**Instructions to follow**
Present the rows between the one containing "save-button[interactable] — [685, 454, 741, 548]" and the one containing "time-block: 10AM — [59, 358, 742, 454]", inclusive, as a Markdown table with the columns No. and Entry. Number each row in order and leave out any blank ones.

**Listed entries**

========

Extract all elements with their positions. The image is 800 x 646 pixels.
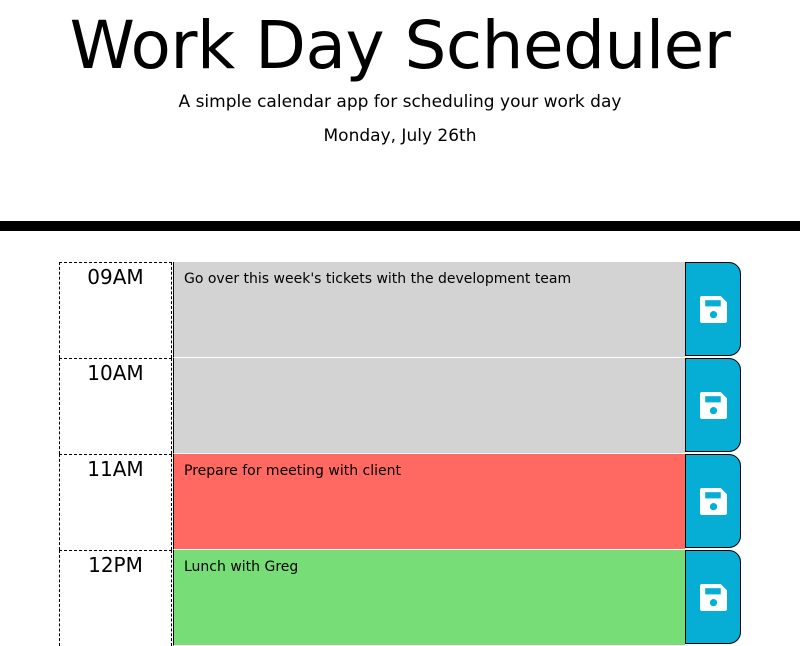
save-button[interactable] — [685, 454, 741, 548]
save-button[interactable] — [685, 262, 741, 356]
time-block: 09AM Go over this week's tickets with th… — [59, 262, 742, 358]
hour-label: 09AM — [59, 262, 172, 358]
save-button[interactable] — [685, 550, 741, 644]
time-block: 11AM Prepare for meeting with client — [59, 454, 742, 550]
event-description-input[interactable]: Prepare for meeting with client — [173, 454, 685, 550]
page-title: Work Day Scheduler — [69, 7, 731, 84]
header-divider — [0, 221, 800, 231]
time-block: 10AM — [59, 358, 742, 454]
floppy-disk-icon — [700, 584, 727, 611]
hour-label: 10AM — [59, 358, 172, 454]
hour-label: 12PM — [59, 550, 172, 646]
save-button[interactable] — [685, 358, 741, 452]
floppy-disk-icon — [700, 296, 727, 323]
hour-label: 11AM — [59, 454, 172, 550]
event-description-input[interactable] — [173, 358, 685, 454]
time-block-list: 09AM Go over this week's tickets with th… — [59, 262, 742, 646]
floppy-disk-icon — [700, 488, 727, 515]
event-description-input[interactable]: Lunch with Greg — [173, 550, 685, 646]
time-block: 12PM Lunch with Greg — [59, 550, 742, 646]
header: Work Day Scheduler A simple calendar app… — [0, 0, 800, 221]
event-description-input[interactable]: Go over this week's tickets with the dev… — [173, 262, 685, 358]
current-day: Monday, July 26th — [323, 126, 477, 146]
floppy-disk-icon — [700, 392, 727, 419]
page-subtitle: A simple calendar app for scheduling you… — [178, 92, 622, 112]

========

**Full response**
| No. | Entry |
|---|---|
| 1 | save-button[interactable] — [685, 454, 741, 548] |
| 2 | save-button[interactable] — [685, 262, 741, 356] |
| 3 | time-block: 09AM Go over this week's tickets with th… — [59, 262, 742, 358] |
| 4 | hour-label: 09AM — [59, 262, 172, 358] |
| 5 | save-button[interactable] — [685, 550, 741, 644] |
| 6 | time-block: 11AM Prepare for meeting with client — [59, 454, 742, 550] |
| 7 | event-description-input[interactable]: Prepare for meeting with client — [173, 454, 685, 550] |
| 8 | page-title: Work Day Scheduler — [69, 7, 731, 84] |
| 9 | header-divider — [0, 221, 800, 231] |
| 10 | time-block: 10AM — [59, 358, 742, 454] |